---------- Excerpted data ----------
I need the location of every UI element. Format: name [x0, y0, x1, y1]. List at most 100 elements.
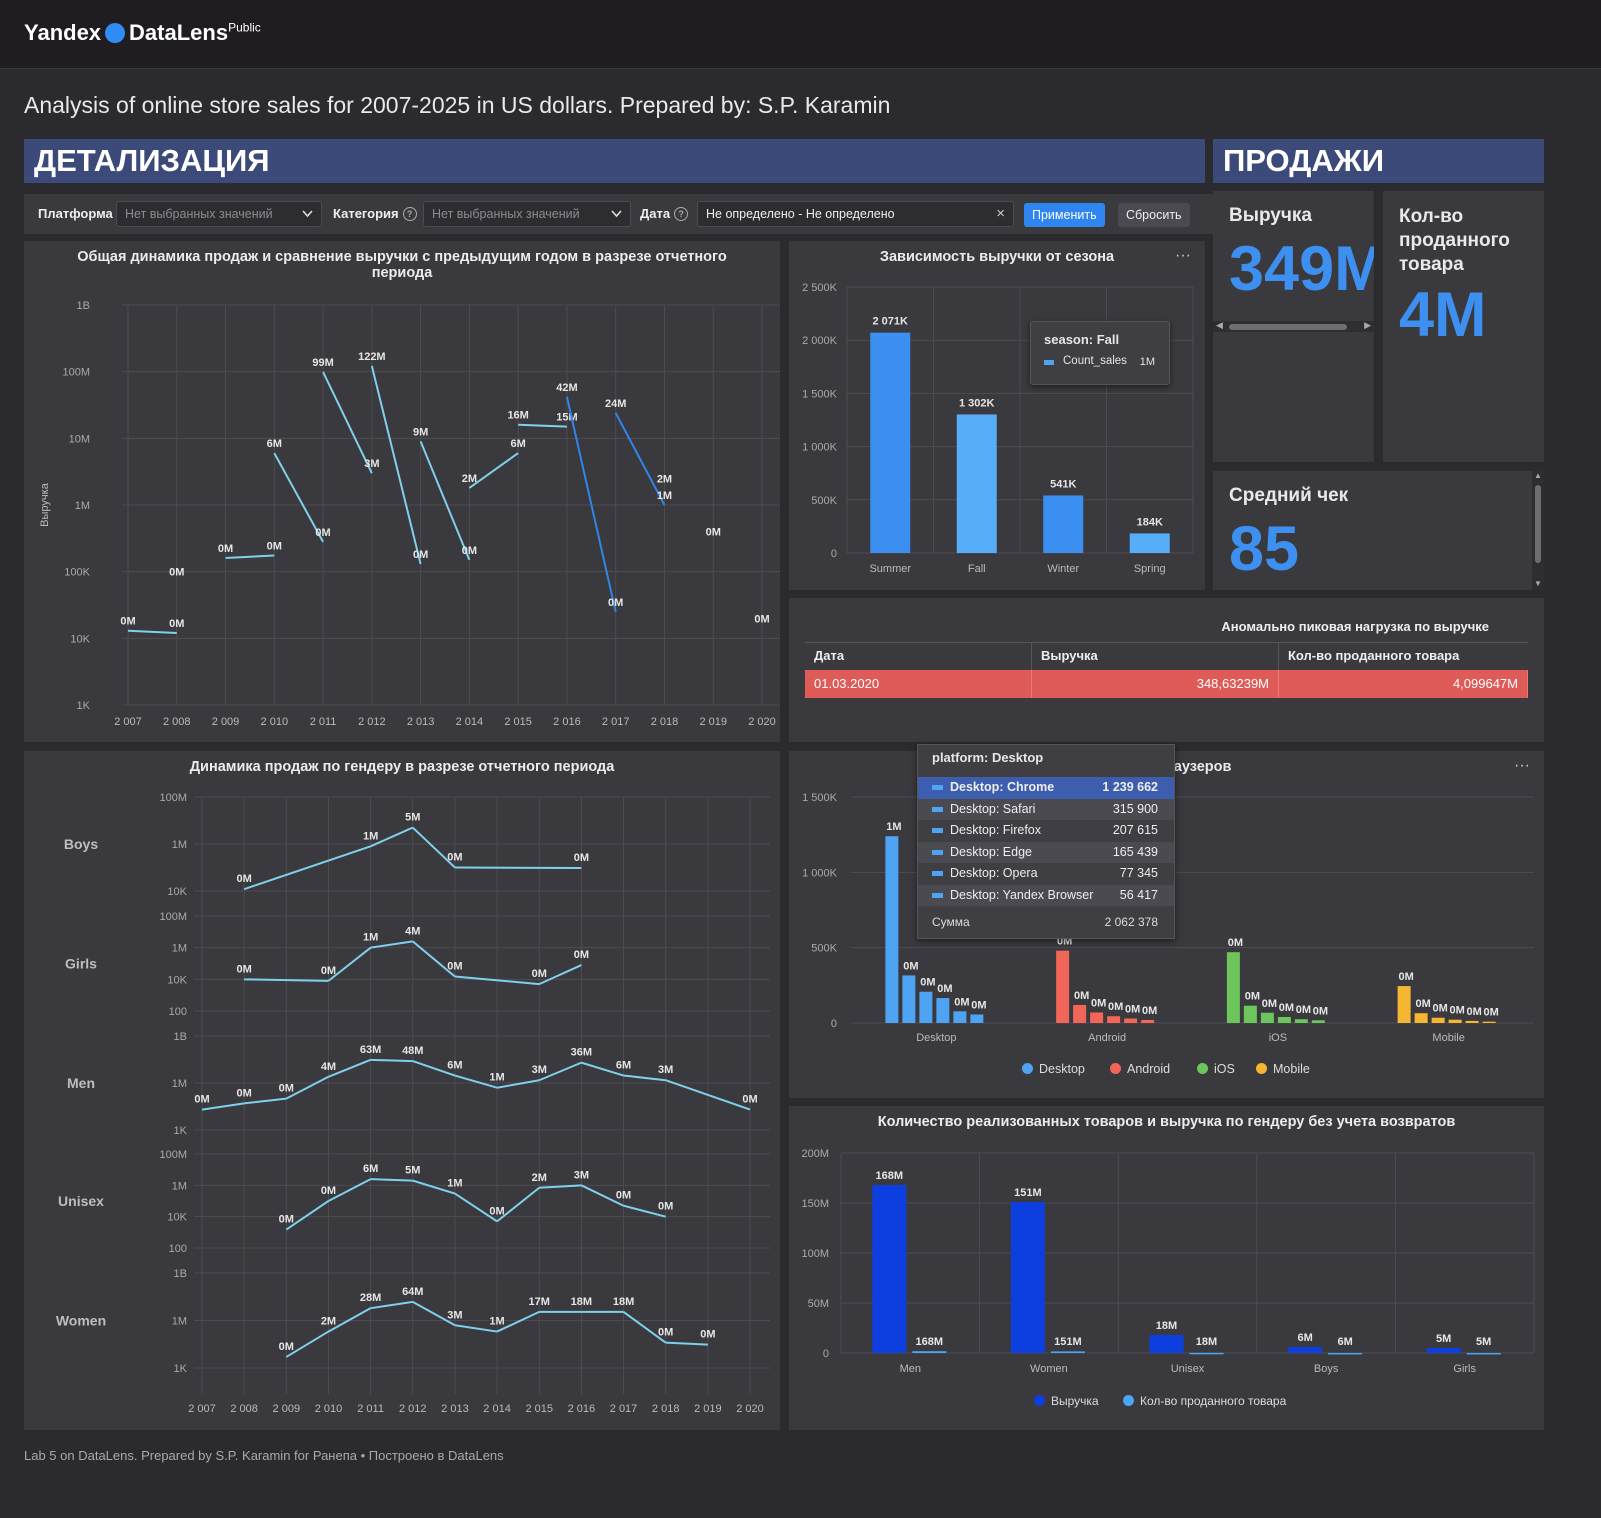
- bar: [1277, 1016, 1291, 1023]
- data-label: 6M: [511, 438, 526, 450]
- data-label: 99M: [312, 357, 333, 369]
- data-label: 151M: [1014, 1187, 1042, 1199]
- scrollbar-thumb[interactable]: [1229, 324, 1347, 330]
- data-label: 1M: [363, 932, 378, 944]
- y-tick-label: 100: [169, 1243, 187, 1255]
- bar: [1189, 1352, 1224, 1355]
- kpi-revenue-title: Выручка: [1229, 205, 1312, 226]
- data-label: 0M: [742, 1094, 757, 1106]
- y-tick-label: 100K: [64, 567, 90, 579]
- legend-revenue[interactable]: Выручка: [1034, 1394, 1099, 1408]
- datalens-logo[interactable]: Yandex DataLensPublic: [24, 20, 261, 46]
- legend-mobile[interactable]: Mobile: [1256, 1062, 1310, 1076]
- x-tick-label: 2 011: [310, 716, 337, 728]
- date-filter-label-text: Дата: [640, 206, 671, 221]
- data-label: 18M: [1196, 1336, 1217, 1348]
- data-label: 0M: [1296, 1004, 1311, 1016]
- scroll-up-icon[interactable]: ▲: [1534, 471, 1542, 480]
- platform-tooltip-title: platform: Desktop: [932, 750, 1044, 765]
- legend-qty-label: Кол-во проданного товара: [1140, 1394, 1287, 1408]
- data-label: 5M: [1476, 1336, 1491, 1348]
- y-tick-label: 1M: [172, 1316, 187, 1328]
- x-tick-label: Mobile: [1432, 1032, 1464, 1044]
- vertical-scrollbar[interactable]: ▲ ▼: [1532, 471, 1544, 590]
- x-tick-label: 2 012: [358, 716, 386, 728]
- help-icon[interactable]: ?: [674, 207, 689, 221]
- series-line: [665, 1341, 708, 1346]
- y-tick-label: 10K: [167, 886, 187, 898]
- table-header-date[interactable]: Дата: [805, 642, 1032, 670]
- section-sales-heading: ПРОДАЖИ: [1213, 139, 1544, 183]
- series-line: [225, 554, 275, 560]
- scroll-left-icon[interactable]: ◀: [1216, 320, 1223, 331]
- series-line: [518, 423, 567, 428]
- data-label: 3M: [447, 1309, 462, 1321]
- data-label: 1 302K: [959, 397, 995, 409]
- y-tick-label: 1K: [174, 1125, 188, 1137]
- data-label: 0M: [954, 996, 969, 1008]
- y-tick-label: 500K: [811, 495, 837, 507]
- data-label: 0M: [1142, 1005, 1157, 1017]
- scroll-right-icon[interactable]: ▶: [1364, 320, 1371, 331]
- data-label: 15M: [556, 412, 577, 424]
- legend-swatch: [1123, 1395, 1134, 1406]
- platform-select[interactable]: Нет выбранных значений: [116, 201, 322, 227]
- table-header-revenue[interactable]: Выручка: [1032, 642, 1279, 670]
- data-label: 0M: [279, 1341, 294, 1353]
- x-tick-label: 2 018: [651, 716, 679, 728]
- tooltip-row: Desktop: Opera 77 345: [918, 863, 1174, 885]
- y-tick-label: 1 500K: [802, 388, 838, 400]
- series-swatch: [932, 785, 943, 790]
- legend-qty[interactable]: Кол-во проданного товара: [1123, 1394, 1286, 1408]
- reset-button[interactable]: Сбросить: [1118, 203, 1190, 227]
- help-icon[interactable]: ?: [402, 207, 417, 221]
- apply-button[interactable]: Применить: [1024, 203, 1105, 227]
- season-tooltip: season: Fall Count_sales 1M: [1030, 321, 1170, 385]
- scroll-down-icon[interactable]: ▼: [1534, 579, 1542, 588]
- legend-desktop[interactable]: Desktop: [1022, 1062, 1085, 1076]
- data-label: 0M: [315, 527, 330, 539]
- platform-tooltip-sum-value: 2 062 378: [1104, 915, 1158, 929]
- series-swatch: [932, 849, 943, 855]
- y-tick-label: 100M: [801, 1248, 829, 1260]
- data-label: 24M: [605, 398, 626, 410]
- x-tick-label: 2 017: [602, 716, 630, 728]
- bar: [1288, 1347, 1323, 1353]
- bar: [1073, 1004, 1087, 1023]
- data-label: 0M: [413, 549, 428, 561]
- x-tick-label: 2 013: [441, 1403, 469, 1415]
- season-tooltip-title: season: Fall: [1044, 332, 1120, 347]
- y-tick-label: 10K: [167, 1212, 187, 1224]
- datalens-logo-icon: [105, 23, 126, 43]
- data-label: 1M: [489, 1072, 504, 1084]
- clear-icon[interactable]: ×: [996, 205, 1005, 222]
- platform-tooltip-sum-label: Сумма: [932, 915, 970, 929]
- data-label: 0M: [1398, 971, 1413, 983]
- y-tick-label: 0: [831, 548, 837, 560]
- date-range-input[interactable]: Не определено - Не определено ×: [697, 201, 1014, 227]
- bar: [1431, 1017, 1445, 1023]
- bar: [970, 1014, 984, 1023]
- legend-swatch: [1034, 1395, 1045, 1406]
- scrollbar-thumb[interactable]: [1535, 485, 1541, 563]
- x-tick-label: 2 020: [736, 1403, 764, 1415]
- series-swatch: [932, 871, 943, 876]
- data-label: 0M: [447, 852, 462, 864]
- tooltip-row-value: 315 900: [1112, 801, 1158, 816]
- y-tick-label: 200M: [801, 1148, 829, 1160]
- data-label: 168M: [916, 1336, 944, 1348]
- horizontal-scrollbar[interactable]: ◀ ▶: [1213, 320, 1374, 332]
- series-swatch: [932, 806, 943, 812]
- legend-ios[interactable]: iOS: [1197, 1062, 1235, 1076]
- bar: [1397, 986, 1411, 1023]
- gender-dynamics-panel: Динамика продаж по гендеру в разрезе отч…: [24, 751, 780, 1430]
- table-header-qty[interactable]: Кол-во проданного товара: [1279, 642, 1528, 670]
- legend-android[interactable]: Android: [1110, 1062, 1170, 1076]
- data-label: 0M: [1108, 1001, 1123, 1013]
- kpi-revenue-scroll[interactable]: Выручка 349M: [1213, 191, 1374, 321]
- x-tick-label: 2 020: [748, 716, 776, 728]
- bar: [1056, 950, 1070, 1023]
- x-tick-label: Winter: [1047, 563, 1079, 575]
- bar: [1050, 1351, 1085, 1353]
- category-select[interactable]: Нет выбранных значений: [423, 201, 631, 227]
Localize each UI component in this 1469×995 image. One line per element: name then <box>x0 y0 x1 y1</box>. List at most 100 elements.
----------
Objective
Rewrite the material lines starting at the line containing "- bar: [1277, 1016, 1291, 1023]" and ending at the line containing "- data-label: 0M: [1296, 1004, 1311, 1016]", swapping "Выручка" for "Revenue" and keeping everything else the same.

The answer
- bar: [1277, 1016, 1291, 1023]
- data-label: 6M: [511, 438, 526, 450]
- data-label: 99M: [312, 357, 333, 369]
- data-label: 151M: [1014, 1187, 1042, 1199]
- scrollbar-thumb[interactable]: [1229, 324, 1347, 330]
- data-label: 1M: [363, 932, 378, 944]
- y-tick-label: 100: [169, 1243, 187, 1255]
- bar: [1189, 1352, 1224, 1355]
- kpi-revenue-title: Revenue: [1229, 205, 1312, 226]
- data-label: 0M: [742, 1094, 757, 1106]
- y-tick-label: 100K: [64, 567, 90, 579]
- legend-revenue[interactable]: Revenue: [1034, 1394, 1099, 1408]
- datalens-logo[interactable]: Yandex DataLensPublic: [24, 20, 261, 46]
- legend-mobile[interactable]: Mobile: [1256, 1062, 1310, 1076]
- x-tick-label: 2 011: [310, 716, 337, 728]
- date-filter-label-text: Дата: [640, 206, 671, 221]
- data-label: 18M: [1196, 1336, 1217, 1348]
- data-label: 0M: [1296, 1004, 1311, 1016]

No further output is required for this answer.